(Data entries for graphics)
+++++

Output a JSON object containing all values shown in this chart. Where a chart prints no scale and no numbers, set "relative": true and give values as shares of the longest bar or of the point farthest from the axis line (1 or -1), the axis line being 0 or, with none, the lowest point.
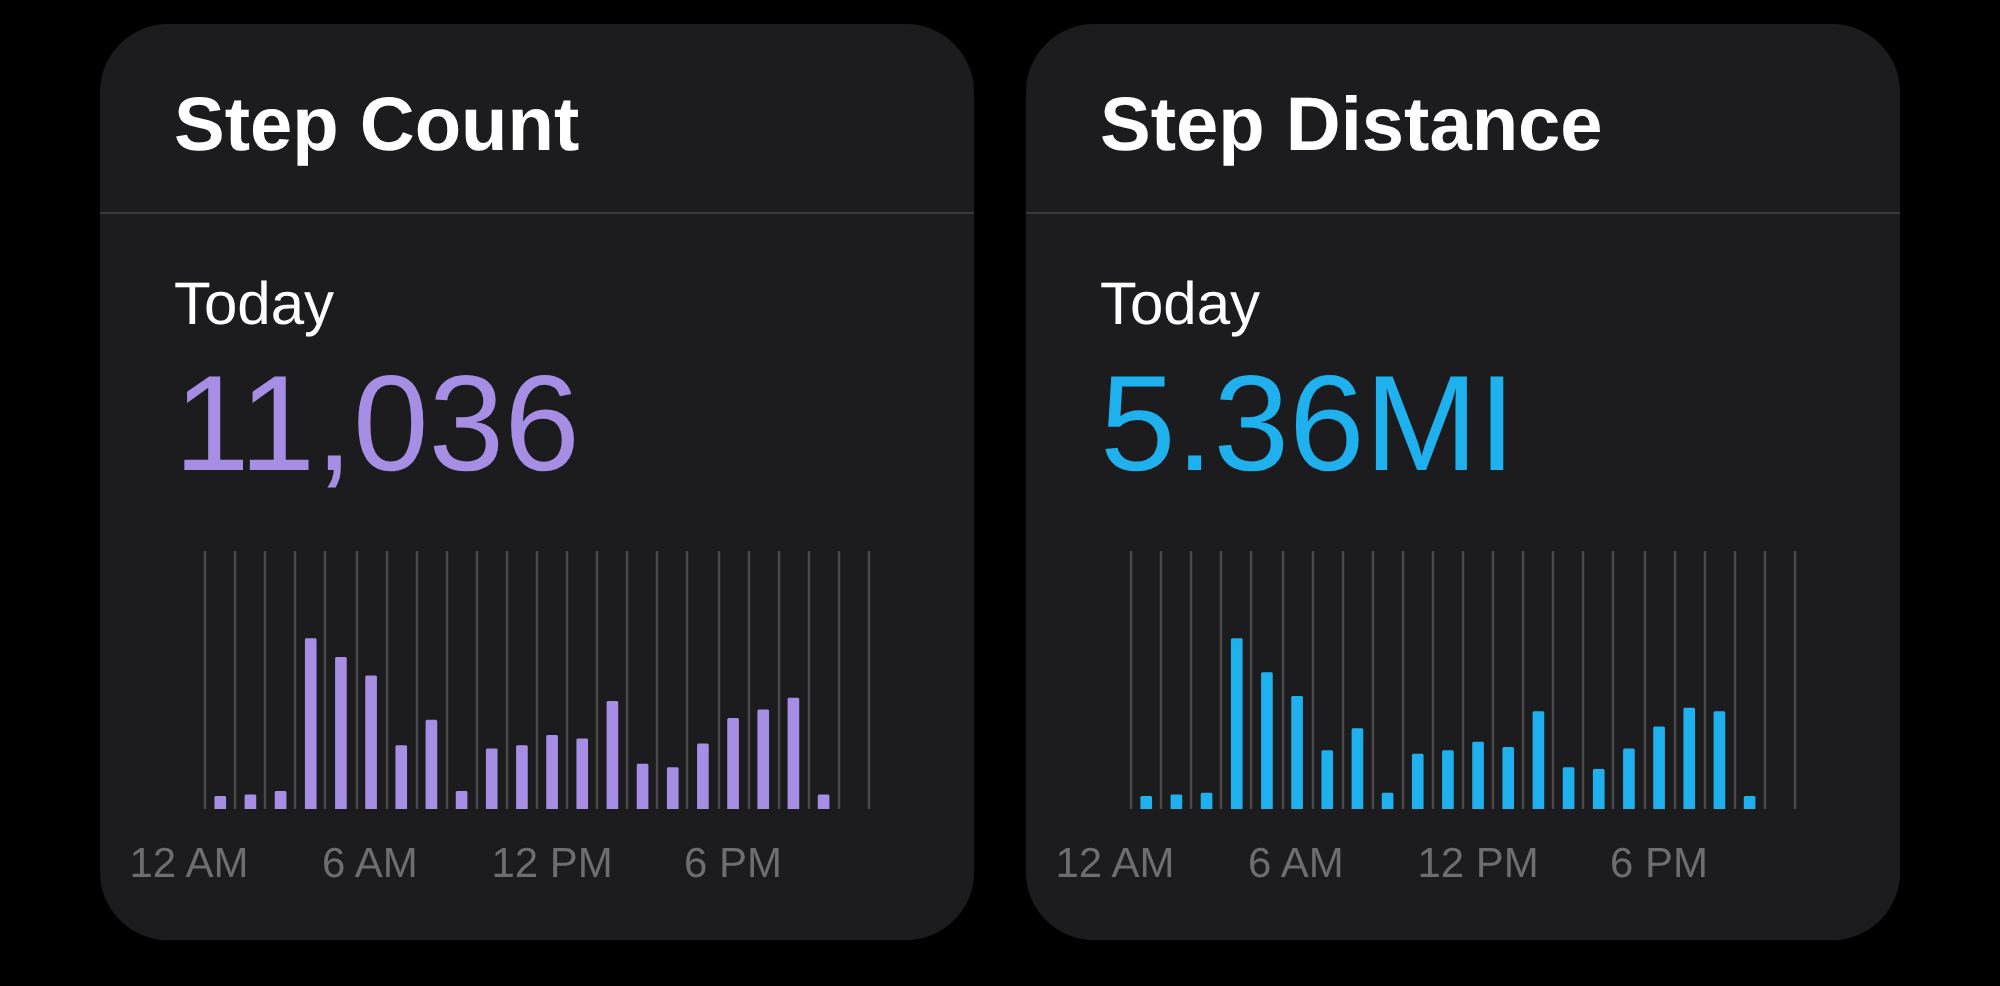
{
  "chart_data": [
    {
      "type": "bar",
      "title": "Step Count",
      "subtitle": "Today",
      "annotations": [
        "11,036"
      ],
      "relative": true,
      "categories": [
        "12 AM",
        null,
        null,
        null,
        null,
        null,
        "6 AM",
        null,
        null,
        null,
        null,
        null,
        "12 PM",
        null,
        null,
        null,
        null,
        null,
        "6 PM",
        null,
        null,
        null,
        null,
        null
      ],
      "series": [
        {
          "color": "#a68ee4",
          "values": [
            null,
            0.07,
            0.08,
            0.1,
            1.0,
            0.89,
            0.78,
            0.37,
            0.52,
            0.1,
            0.35,
            0.37,
            0.43,
            0.41,
            0.63,
            0.26,
            0.24,
            0.38,
            0.53,
            0.58,
            0.65,
            0.08,
            null,
            null
          ]
        }
      ],
      "grid": "x"
    },
    {
      "type": "bar",
      "title": "Step Distance",
      "subtitle": "Today",
      "annotations": [
        "5.36MI"
      ],
      "relative": true,
      "categories": [
        "12 AM",
        null,
        null,
        null,
        null,
        null,
        "6 AM",
        null,
        null,
        null,
        null,
        null,
        "12 PM",
        null,
        null,
        null,
        null,
        null,
        "6 PM",
        null,
        null,
        null,
        null,
        null
      ],
      "series": [
        {
          "color": "#1fb0ee",
          "values": [
            null,
            0.07,
            0.08,
            0.09,
            1.0,
            0.8,
            0.66,
            0.34,
            0.47,
            0.09,
            0.32,
            0.34,
            0.39,
            0.36,
            0.57,
            0.24,
            0.23,
            0.35,
            0.48,
            0.59,
            0.57,
            0.07,
            null,
            null
          ]
        }
      ],
      "grid": "x"
    }
  ]
}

+++++

= Brief =
Quote every entry exactly, with the pictures omitted.

= In response =
Output a JSON object containing all values shown in this chart. Where a chart prints no scale and no numbers, set "relative": true and give values as shares of the longest bar or of the point farthest from the axis line (1 or -1), the axis line being 0 or, with none, the lowest point.
{
  "chart_data": [
    {
      "type": "bar",
      "title": "Step Count",
      "subtitle": "Today",
      "annotations": [
        "11,036"
      ],
      "relative": true,
      "categories": [
        "12 AM",
        null,
        null,
        null,
        null,
        null,
        "6 AM",
        null,
        null,
        null,
        null,
        null,
        "12 PM",
        null,
        null,
        null,
        null,
        null,
        "6 PM",
        null,
        null,
        null,
        null,
        null
      ],
      "series": [
        {
          "color": "#a68ee4",
          "values": [
            null,
            0.07,
            0.08,
            0.1,
            1.0,
            0.89,
            0.78,
            0.37,
            0.52,
            0.1,
            0.35,
            0.37,
            0.43,
            0.41,
            0.63,
            0.26,
            0.24,
            0.38,
            0.53,
            0.58,
            0.65,
            0.08,
            null,
            null
          ]
        }
      ],
      "grid": "x"
    },
    {
      "type": "bar",
      "title": "Step Distance",
      "subtitle": "Today",
      "annotations": [
        "5.36MI"
      ],
      "relative": true,
      "categories": [
        "12 AM",
        null,
        null,
        null,
        null,
        null,
        "6 AM",
        null,
        null,
        null,
        null,
        null,
        "12 PM",
        null,
        null,
        null,
        null,
        null,
        "6 PM",
        null,
        null,
        null,
        null,
        null
      ],
      "series": [
        {
          "color": "#1fb0ee",
          "values": [
            null,
            0.07,
            0.08,
            0.09,
            1.0,
            0.8,
            0.66,
            0.34,
            0.47,
            0.09,
            0.32,
            0.34,
            0.39,
            0.36,
            0.57,
            0.24,
            0.23,
            0.35,
            0.48,
            0.59,
            0.57,
            0.07,
            null,
            null
          ]
        }
      ],
      "grid": "x"
    }
  ]
}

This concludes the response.